Data listing:
■ ■ ■ ■ ■

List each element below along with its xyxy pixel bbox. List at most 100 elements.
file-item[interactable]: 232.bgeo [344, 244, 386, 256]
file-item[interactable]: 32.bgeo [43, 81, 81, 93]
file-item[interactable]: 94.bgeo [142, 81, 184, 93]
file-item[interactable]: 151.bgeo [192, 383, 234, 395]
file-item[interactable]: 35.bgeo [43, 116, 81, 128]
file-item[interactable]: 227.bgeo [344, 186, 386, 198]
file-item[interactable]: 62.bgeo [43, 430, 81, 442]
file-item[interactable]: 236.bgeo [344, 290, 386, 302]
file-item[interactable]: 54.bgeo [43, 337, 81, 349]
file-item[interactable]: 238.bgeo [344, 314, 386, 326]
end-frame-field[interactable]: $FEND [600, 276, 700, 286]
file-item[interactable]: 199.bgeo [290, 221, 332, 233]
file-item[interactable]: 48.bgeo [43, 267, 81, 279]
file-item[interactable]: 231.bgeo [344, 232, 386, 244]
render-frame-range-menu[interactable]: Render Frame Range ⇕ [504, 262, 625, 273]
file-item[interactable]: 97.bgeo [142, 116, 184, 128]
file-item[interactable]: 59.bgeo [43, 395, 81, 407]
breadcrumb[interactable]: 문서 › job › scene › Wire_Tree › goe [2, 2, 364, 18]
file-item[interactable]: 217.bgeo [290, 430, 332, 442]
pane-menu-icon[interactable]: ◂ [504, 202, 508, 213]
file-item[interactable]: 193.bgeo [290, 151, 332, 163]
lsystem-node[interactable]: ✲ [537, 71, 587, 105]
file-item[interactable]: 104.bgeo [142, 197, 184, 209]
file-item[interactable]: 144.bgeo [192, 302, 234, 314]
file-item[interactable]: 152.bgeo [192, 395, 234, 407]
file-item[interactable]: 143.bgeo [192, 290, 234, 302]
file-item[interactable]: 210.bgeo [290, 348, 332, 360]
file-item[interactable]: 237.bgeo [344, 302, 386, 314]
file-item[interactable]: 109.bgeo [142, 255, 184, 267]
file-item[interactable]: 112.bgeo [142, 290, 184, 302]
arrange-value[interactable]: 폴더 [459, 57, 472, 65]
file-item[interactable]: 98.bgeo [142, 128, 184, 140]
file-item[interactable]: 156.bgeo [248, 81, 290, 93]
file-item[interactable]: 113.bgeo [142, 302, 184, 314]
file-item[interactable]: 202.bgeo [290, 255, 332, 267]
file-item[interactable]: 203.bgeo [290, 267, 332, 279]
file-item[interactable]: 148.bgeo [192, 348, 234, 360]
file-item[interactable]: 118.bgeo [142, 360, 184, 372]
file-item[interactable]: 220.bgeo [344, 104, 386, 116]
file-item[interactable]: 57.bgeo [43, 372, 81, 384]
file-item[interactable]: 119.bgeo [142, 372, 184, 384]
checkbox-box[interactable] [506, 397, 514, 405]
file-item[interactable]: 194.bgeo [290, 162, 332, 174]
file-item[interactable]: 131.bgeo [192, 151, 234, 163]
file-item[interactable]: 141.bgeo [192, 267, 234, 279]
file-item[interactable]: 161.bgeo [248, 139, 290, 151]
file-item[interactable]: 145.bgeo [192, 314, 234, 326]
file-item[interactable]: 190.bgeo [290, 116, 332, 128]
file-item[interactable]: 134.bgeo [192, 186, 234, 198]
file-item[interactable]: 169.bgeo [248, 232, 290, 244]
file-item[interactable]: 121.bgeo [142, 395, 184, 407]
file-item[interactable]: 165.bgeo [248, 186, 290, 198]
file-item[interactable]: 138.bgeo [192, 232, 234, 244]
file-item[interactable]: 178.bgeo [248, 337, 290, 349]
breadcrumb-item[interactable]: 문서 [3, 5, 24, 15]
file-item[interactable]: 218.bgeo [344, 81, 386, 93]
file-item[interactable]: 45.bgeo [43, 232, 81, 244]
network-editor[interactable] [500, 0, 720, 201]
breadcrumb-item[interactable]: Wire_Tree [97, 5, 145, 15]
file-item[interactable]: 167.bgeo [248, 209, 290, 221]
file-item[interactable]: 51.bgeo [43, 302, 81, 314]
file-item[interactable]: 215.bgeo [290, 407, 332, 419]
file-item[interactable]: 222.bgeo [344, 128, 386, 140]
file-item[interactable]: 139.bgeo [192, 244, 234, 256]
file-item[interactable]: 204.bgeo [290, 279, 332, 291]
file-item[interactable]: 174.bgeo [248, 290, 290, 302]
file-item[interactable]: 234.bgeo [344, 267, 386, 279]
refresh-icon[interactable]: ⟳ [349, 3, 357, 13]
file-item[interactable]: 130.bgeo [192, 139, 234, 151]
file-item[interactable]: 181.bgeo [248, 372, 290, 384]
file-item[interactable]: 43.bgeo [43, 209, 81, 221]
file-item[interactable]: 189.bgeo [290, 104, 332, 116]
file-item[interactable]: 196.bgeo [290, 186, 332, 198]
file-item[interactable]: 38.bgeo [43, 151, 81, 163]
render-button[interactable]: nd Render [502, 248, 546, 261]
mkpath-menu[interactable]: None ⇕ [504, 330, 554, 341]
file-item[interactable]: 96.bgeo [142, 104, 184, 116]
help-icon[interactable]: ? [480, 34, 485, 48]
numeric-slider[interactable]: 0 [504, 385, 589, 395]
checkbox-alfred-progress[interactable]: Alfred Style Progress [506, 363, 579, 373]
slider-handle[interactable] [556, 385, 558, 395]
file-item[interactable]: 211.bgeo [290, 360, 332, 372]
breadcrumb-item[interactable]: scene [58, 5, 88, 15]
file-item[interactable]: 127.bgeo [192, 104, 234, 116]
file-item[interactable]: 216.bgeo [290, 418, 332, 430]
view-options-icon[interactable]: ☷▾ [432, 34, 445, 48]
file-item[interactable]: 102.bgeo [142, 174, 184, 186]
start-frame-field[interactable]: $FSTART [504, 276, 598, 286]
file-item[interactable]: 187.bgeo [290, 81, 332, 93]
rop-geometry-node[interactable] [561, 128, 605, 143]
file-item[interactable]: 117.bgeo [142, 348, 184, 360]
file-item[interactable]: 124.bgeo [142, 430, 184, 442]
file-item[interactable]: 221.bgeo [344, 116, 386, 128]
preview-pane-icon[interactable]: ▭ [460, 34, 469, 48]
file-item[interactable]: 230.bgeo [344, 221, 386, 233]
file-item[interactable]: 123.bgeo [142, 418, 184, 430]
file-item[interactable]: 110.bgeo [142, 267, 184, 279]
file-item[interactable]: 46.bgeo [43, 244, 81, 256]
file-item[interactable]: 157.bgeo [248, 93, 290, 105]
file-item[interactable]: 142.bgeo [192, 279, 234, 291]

■ ■ ■ ■ ■

Copy out every one of the lines above without any change.

Solution below:
List each element below along with its xyxy pixel bbox. List at most 100 elements.
file-item[interactable]: 232.bgeo [344, 244, 386, 256]
file-item[interactable]: 32.bgeo [43, 81, 81, 93]
file-item[interactable]: 94.bgeo [142, 81, 184, 93]
file-item[interactable]: 151.bgeo [192, 383, 234, 395]
file-item[interactable]: 35.bgeo [43, 116, 81, 128]
file-item[interactable]: 227.bgeo [344, 186, 386, 198]
file-item[interactable]: 62.bgeo [43, 430, 81, 442]
file-item[interactable]: 236.bgeo [344, 290, 386, 302]
file-item[interactable]: 54.bgeo [43, 337, 81, 349]
file-item[interactable]: 238.bgeo [344, 314, 386, 326]
end-frame-field[interactable]: $FEND [600, 276, 700, 286]
file-item[interactable]: 199.bgeo [290, 221, 332, 233]
file-item[interactable]: 48.bgeo [43, 267, 81, 279]
file-item[interactable]: 231.bgeo [344, 232, 386, 244]
render-frame-range-menu[interactable]: Render Frame Range ⇕ [504, 262, 625, 273]
file-item[interactable]: 97.bgeo [142, 116, 184, 128]
file-item[interactable]: 59.bgeo [43, 395, 81, 407]
breadcrumb[interactable]: 문서 › job › scene › Wire_Tree › goe [2, 2, 364, 18]
file-item[interactable]: 217.bgeo [290, 430, 332, 442]
pane-menu-icon[interactable]: ◂ [504, 202, 508, 213]
file-item[interactable]: 193.bgeo [290, 151, 332, 163]
lsystem-node[interactable]: ✲ [537, 71, 587, 105]
file-item[interactable]: 104.bgeo [142, 197, 184, 209]
file-item[interactable]: 144.bgeo [192, 302, 234, 314]
file-item[interactable]: 152.bgeo [192, 395, 234, 407]
file-item[interactable]: 143.bgeo [192, 290, 234, 302]
file-item[interactable]: 210.bgeo [290, 348, 332, 360]
file-item[interactable]: 237.bgeo [344, 302, 386, 314]
file-item[interactable]: 109.bgeo [142, 255, 184, 267]
file-item[interactable]: 112.bgeo [142, 290, 184, 302]
arrange-value[interactable]: 폴더 [459, 57, 472, 65]
file-item[interactable]: 98.bgeo [142, 128, 184, 140]
file-item[interactable]: 156.bgeo [248, 81, 290, 93]
file-item[interactable]: 113.bgeo [142, 302, 184, 314]
file-item[interactable]: 202.bgeo [290, 255, 332, 267]
file-item[interactable]: 203.bgeo [290, 267, 332, 279]
file-item[interactable]: 148.bgeo [192, 348, 234, 360]
file-item[interactable]: 118.bgeo [142, 360, 184, 372]
file-item[interactable]: 220.bgeo [344, 104, 386, 116]
file-item[interactable]: 57.bgeo [43, 372, 81, 384]
file-item[interactable]: 119.bgeo [142, 372, 184, 384]
checkbox-box[interactable] [506, 397, 514, 405]
file-item[interactable]: 194.bgeo [290, 162, 332, 174]
file-item[interactable]: 131.bgeo [192, 151, 234, 163]
file-item[interactable]: 141.bgeo [192, 267, 234, 279]
file-item[interactable]: 161.bgeo [248, 139, 290, 151]
file-item[interactable]: 145.bgeo [192, 314, 234, 326]
file-item[interactable]: 190.bgeo [290, 116, 332, 128]
file-item[interactable]: 134.bgeo [192, 186, 234, 198]
file-item[interactable]: 169.bgeo [248, 232, 290, 244]
file-item[interactable]: 121.bgeo [142, 395, 184, 407]
file-item[interactable]: 165.bgeo [248, 186, 290, 198]
file-item[interactable]: 138.bgeo [192, 232, 234, 244]
file-item[interactable]: 178.bgeo [248, 337, 290, 349]
breadcrumb-item[interactable]: 문서 [3, 5, 24, 15]
file-item[interactable]: 218.bgeo [344, 81, 386, 93]
file-item[interactable]: 45.bgeo [43, 232, 81, 244]
network-editor[interactable] [500, 0, 720, 201]
breadcrumb-item[interactable]: Wire_Tree [97, 5, 145, 15]
file-item[interactable]: 167.bgeo [248, 209, 290, 221]
file-item[interactable]: 51.bgeo [43, 302, 81, 314]
file-item[interactable]: 215.bgeo [290, 407, 332, 419]
file-item[interactable]: 222.bgeo [344, 128, 386, 140]
file-item[interactable]: 139.bgeo [192, 244, 234, 256]
file-item[interactable]: 204.bgeo [290, 279, 332, 291]
file-item[interactable]: 174.bgeo [248, 290, 290, 302]
file-item[interactable]: 234.bgeo [344, 267, 386, 279]
refresh-icon[interactable]: ⟳ [349, 3, 357, 13]
file-item[interactable]: 130.bgeo [192, 139, 234, 151]
file-item[interactable]: 181.bgeo [248, 372, 290, 384]
file-item[interactable]: 43.bgeo [43, 209, 81, 221]
file-item[interactable]: 189.bgeo [290, 104, 332, 116]
file-item[interactable]: 196.bgeo [290, 186, 332, 198]
file-item[interactable]: 38.bgeo [43, 151, 81, 163]
render-button[interactable]: nd Render [502, 248, 546, 261]
mkpath-menu[interactable]: None ⇕ [504, 330, 554, 341]
file-item[interactable]: 96.bgeo [142, 104, 184, 116]
help-icon[interactable]: ? [480, 34, 485, 48]
numeric-slider[interactable]: 0 [504, 385, 589, 395]
checkbox-alfred-progress[interactable]: Alfred Style Progress [506, 363, 579, 373]
slider-handle[interactable] [556, 385, 558, 395]
file-item[interactable]: 211.bgeo [290, 360, 332, 372]
breadcrumb-item[interactable]: scene [58, 5, 88, 15]
file-item[interactable]: 127.bgeo [192, 104, 234, 116]
file-item[interactable]: 216.bgeo [290, 418, 332, 430]
view-options-icon[interactable]: ☷▾ [432, 34, 445, 48]
file-item[interactable]: 102.bgeo [142, 174, 184, 186]
start-frame-field[interactable]: $FSTART [504, 276, 598, 286]
file-item[interactable]: 187.bgeo [290, 81, 332, 93]
rop-geometry-node[interactable] [561, 128, 605, 143]
file-item[interactable]: 117.bgeo [142, 348, 184, 360]
file-item[interactable]: 124.bgeo [142, 430, 184, 442]
file-item[interactable]: 221.bgeo [344, 116, 386, 128]
preview-pane-icon[interactable]: ▭ [460, 34, 469, 48]
file-item[interactable]: 230.bgeo [344, 221, 386, 233]
file-item[interactable]: 123.bgeo [142, 418, 184, 430]
file-item[interactable]: 110.bgeo [142, 267, 184, 279]
file-item[interactable]: 46.bgeo [43, 244, 81, 256]
file-item[interactable]: 157.bgeo [248, 93, 290, 105]
file-item[interactable]: 142.bgeo [192, 279, 234, 291]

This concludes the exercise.